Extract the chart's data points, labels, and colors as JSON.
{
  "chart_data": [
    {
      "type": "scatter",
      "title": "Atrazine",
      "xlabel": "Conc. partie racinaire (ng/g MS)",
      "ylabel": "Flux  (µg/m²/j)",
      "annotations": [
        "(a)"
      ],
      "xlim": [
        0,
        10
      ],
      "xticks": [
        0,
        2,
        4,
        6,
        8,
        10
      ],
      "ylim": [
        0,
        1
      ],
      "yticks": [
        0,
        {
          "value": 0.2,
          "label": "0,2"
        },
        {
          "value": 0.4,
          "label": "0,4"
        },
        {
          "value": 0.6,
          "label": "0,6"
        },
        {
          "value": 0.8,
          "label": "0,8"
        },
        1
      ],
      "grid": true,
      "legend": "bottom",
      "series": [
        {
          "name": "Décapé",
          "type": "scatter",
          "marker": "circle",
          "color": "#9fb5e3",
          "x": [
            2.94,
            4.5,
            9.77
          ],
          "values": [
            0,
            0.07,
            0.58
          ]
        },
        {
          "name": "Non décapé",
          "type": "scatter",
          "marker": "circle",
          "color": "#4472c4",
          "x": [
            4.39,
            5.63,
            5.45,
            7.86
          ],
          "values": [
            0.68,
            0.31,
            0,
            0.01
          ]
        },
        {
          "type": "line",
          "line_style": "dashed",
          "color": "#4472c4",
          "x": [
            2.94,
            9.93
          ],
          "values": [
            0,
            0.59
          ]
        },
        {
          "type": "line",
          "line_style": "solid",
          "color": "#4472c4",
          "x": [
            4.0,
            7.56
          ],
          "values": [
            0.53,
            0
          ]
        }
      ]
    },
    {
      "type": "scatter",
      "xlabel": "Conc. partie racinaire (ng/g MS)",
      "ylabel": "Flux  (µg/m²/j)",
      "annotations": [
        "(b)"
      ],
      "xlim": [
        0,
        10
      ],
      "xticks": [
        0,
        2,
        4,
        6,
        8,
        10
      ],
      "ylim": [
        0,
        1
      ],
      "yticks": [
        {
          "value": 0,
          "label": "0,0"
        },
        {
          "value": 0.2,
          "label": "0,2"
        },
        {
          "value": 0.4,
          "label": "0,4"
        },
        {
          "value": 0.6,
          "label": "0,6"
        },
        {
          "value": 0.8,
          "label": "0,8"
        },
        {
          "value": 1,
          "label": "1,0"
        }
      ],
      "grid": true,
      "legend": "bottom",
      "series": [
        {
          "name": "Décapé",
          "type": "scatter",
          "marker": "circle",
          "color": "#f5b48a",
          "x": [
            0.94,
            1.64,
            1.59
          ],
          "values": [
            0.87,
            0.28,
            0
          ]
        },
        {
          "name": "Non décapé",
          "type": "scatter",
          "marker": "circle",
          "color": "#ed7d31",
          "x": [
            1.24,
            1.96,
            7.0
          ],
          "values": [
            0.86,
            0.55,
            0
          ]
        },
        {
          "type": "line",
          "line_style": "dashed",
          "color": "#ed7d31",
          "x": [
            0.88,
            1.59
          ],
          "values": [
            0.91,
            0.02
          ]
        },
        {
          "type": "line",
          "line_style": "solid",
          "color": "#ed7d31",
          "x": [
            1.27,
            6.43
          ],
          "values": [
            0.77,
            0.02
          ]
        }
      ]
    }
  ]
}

========================

■ **Exercise instructions**:
Write out every record, exactly as written.

■ **Result**:
Extract the chart's data points, labels, and colors as JSON.
{
  "chart_data": [
    {
      "type": "scatter",
      "title": "Atrazine",
      "xlabel": "Conc. partie racinaire (ng/g MS)",
      "ylabel": "Flux  (µg/m²/j)",
      "annotations": [
        "(a)"
      ],
      "xlim": [
        0,
        10
      ],
      "xticks": [
        0,
        2,
        4,
        6,
        8,
        10
      ],
      "ylim": [
        0,
        1
      ],
      "yticks": [
        0,
        {
          "value": 0.2,
          "label": "0,2"
        },
        {
          "value": 0.4,
          "label": "0,4"
        },
        {
          "value": 0.6,
          "label": "0,6"
        },
        {
          "value": 0.8,
          "label": "0,8"
        },
        1
      ],
      "grid": true,
      "legend": "bottom",
      "series": [
        {
          "name": "Décapé",
          "type": "scatter",
          "marker": "circle",
          "color": "#9fb5e3",
          "x": [
            2.94,
            4.5,
            9.77
          ],
          "values": [
            0,
            0.07,
            0.58
          ]
        },
        {
          "name": "Non décapé",
          "type": "scatter",
          "marker": "circle",
          "color": "#4472c4",
          "x": [
            4.39,
            5.63,
            5.45,
            7.86
          ],
          "values": [
            0.68,
            0.31,
            0,
            0.01
          ]
        },
        {
          "type": "line",
          "line_style": "dashed",
          "color": "#4472c4",
          "x": [
            2.94,
            9.93
          ],
          "values": [
            0,
            0.59
          ]
        },
        {
          "type": "line",
          "line_style": "solid",
          "color": "#4472c4",
          "x": [
            4.0,
            7.56
          ],
          "values": [
            0.53,
            0
          ]
        }
      ]
    },
    {
      "type": "scatter",
      "xlabel": "Conc. partie racinaire (ng/g MS)",
      "ylabel": "Flux  (µg/m²/j)",
      "annotations": [
        "(b)"
      ],
      "xlim": [
        0,
        10
      ],
      "xticks": [
        0,
        2,
        4,
        6,
        8,
        10
      ],
      "ylim": [
        0,
        1
      ],
      "yticks": [
        {
          "value": 0,
          "label": "0,0"
        },
        {
          "value": 0.2,
          "label": "0,2"
        },
        {
          "value": 0.4,
          "label": "0,4"
        },
        {
          "value": 0.6,
          "label": "0,6"
        },
        {
          "value": 0.8,
          "label": "0,8"
        },
        {
          "value": 1,
          "label": "1,0"
        }
      ],
      "grid": true,
      "legend": "bottom",
      "series": [
        {
          "name": "Décapé",
          "type": "scatter",
          "marker": "circle",
          "color": "#f5b48a",
          "x": [
            0.94,
            1.64,
            1.59
          ],
          "values": [
            0.87,
            0.28,
            0
          ]
        },
        {
          "name": "Non décapé",
          "type": "scatter",
          "marker": "circle",
          "color": "#ed7d31",
          "x": [
            1.24,
            1.96,
            7.0
          ],
          "values": [
            0.86,
            0.55,
            0
          ]
        },
        {
          "type": "line",
          "line_style": "dashed",
          "color": "#ed7d31",
          "x": [
            0.88,
            1.59
          ],
          "values": [
            0.91,
            0.02
          ]
        },
        {
          "type": "line",
          "line_style": "solid",
          "color": "#ed7d31",
          "x": [
            1.27,
            6.43
          ],
          "values": [
            0.77,
            0.02
          ]
        }
      ]
    }
  ]
}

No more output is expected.